DIRECTIVE >>
How many of the lines below include "would"? Give the number and no other words.

--- BEGIN ---

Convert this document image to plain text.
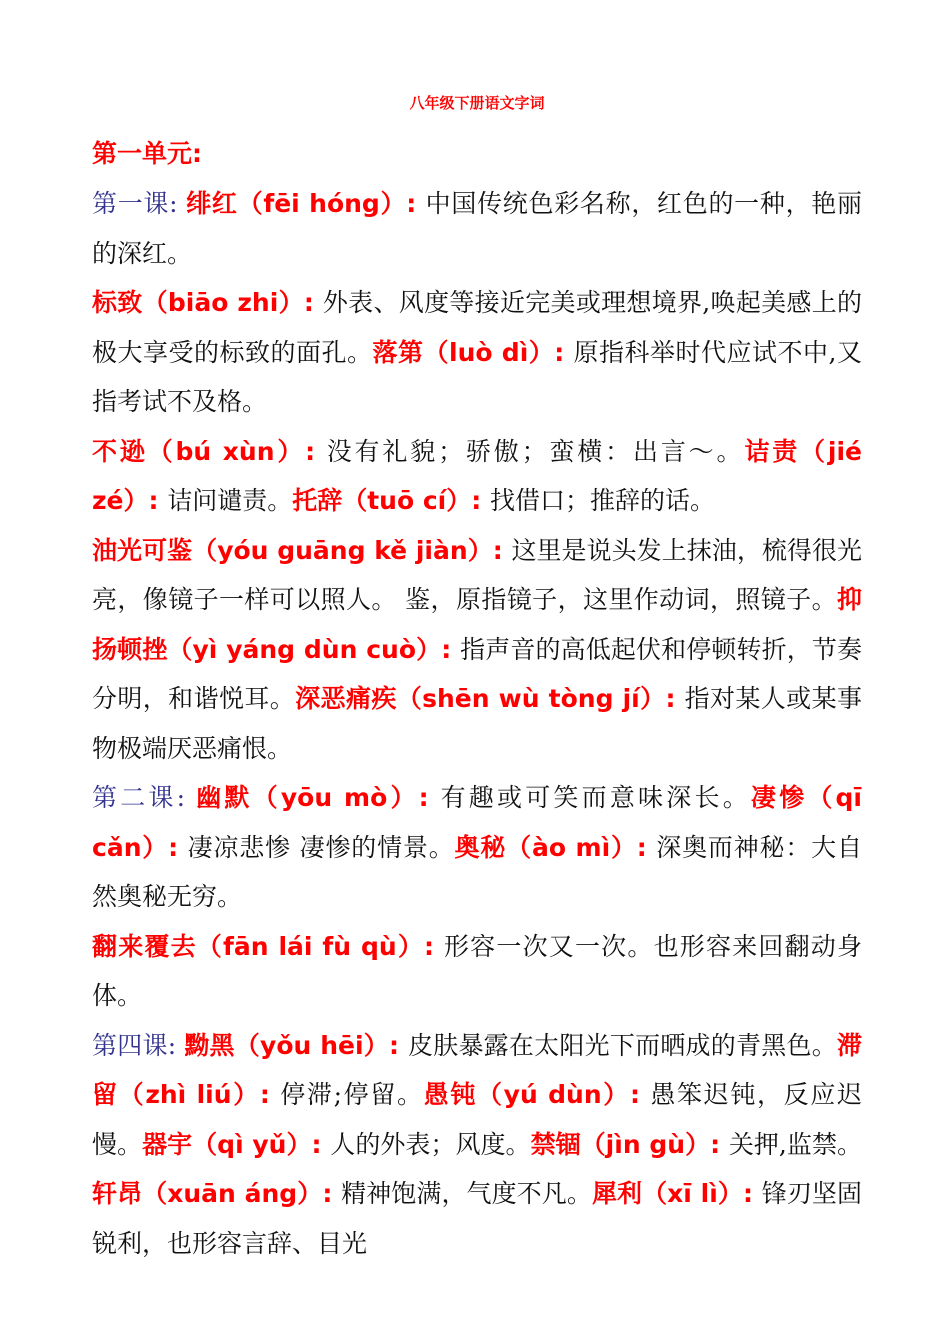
八年级下册语文字词
第一单元:

第一课: 绯红（fēi hóng）: 中国传统色彩名称，红色的一种，艳丽的深红。

标致（biāo zhi）: 外表、风度等接近完美或理想境界,唤起美感上的极大享受的标致的面孔。落第（luò dì）: 原指科举时代应试不中,又指考试不及格。

不逊（bú xùn）: 没有礼貌；骄傲；蛮横：出言～。诘责（jié zé）: 诘问谴责。托辞（tuō cí）: 找借口；推辞的话。

油光可鉴（yóu guāng kě jiàn）: 这里是说头发上抹油，梳得很光亮，像镜子一样可以照人。 鉴，原指镜子，这里作动词，照镜子。抑扬顿挫（yì yáng dùn cuò）: 指声音的高低起伏和停顿转折，节奏分明，和谐悦耳。深恶痛疾（shēn wù tòng jí）: 指对某人或某事物极端厌恶痛恨。

第二课: 幽默（yōu mò）: 有趣或可笑而意味深长。凄惨（qī cǎn）: 凄凉悲惨 凄惨的情景。奥秘（ào mì）: 深奥而神秘：大自然奥秘无穷。

翻来覆去（fān lái fù qù）: 形容一次又一次。也形容来回翻动身体。

第四课: 黝黑（yǒu hēi）: 皮肤暴露在太阳光下而晒成的青黑色。滞留（zhì liú）: 停滞;停留。愚钝（yú dùn）: 愚笨迟钝，反应迟慢。器宇（qì yǔ）: 人的外表；风度。禁锢（jìn gù）: 关押,监禁。轩昂（xuān áng）: 精神饱满，气度不凡。犀利（xī lì）: 锋刃坚固锐利，也形容言辞、目光
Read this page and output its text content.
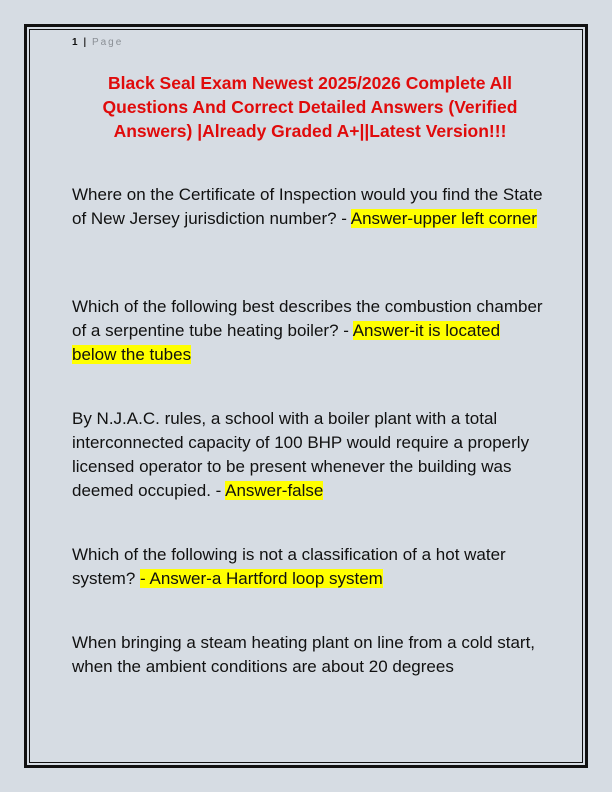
1 | Page
Black Seal Exam Newest 2025/2026 Complete All Questions And Correct Detailed Answers (Verified Answers) |Already Graded A+||Latest Version!!!
Where on the Certificate of Inspection would you find the State of New Jersey jurisdiction number? - Answer-upper left corner
Which of the following best describes the combustion chamber of a serpentine tube heating boiler? - Answer-it is located below the tubes
By N.J.A.C. rules, a school with a boiler plant with a total interconnected capacity of 100 BHP would require a properly licensed operator to be present whenever the building was deemed occupied. - Answer-false
Which of the following is not a classification of a hot water system? - Answer-a Hartford loop system
When bringing a steam heating plant on line from a cold start, when the ambient conditions are about 20 degrees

--- END ---

EXERCISE RESULT >>
2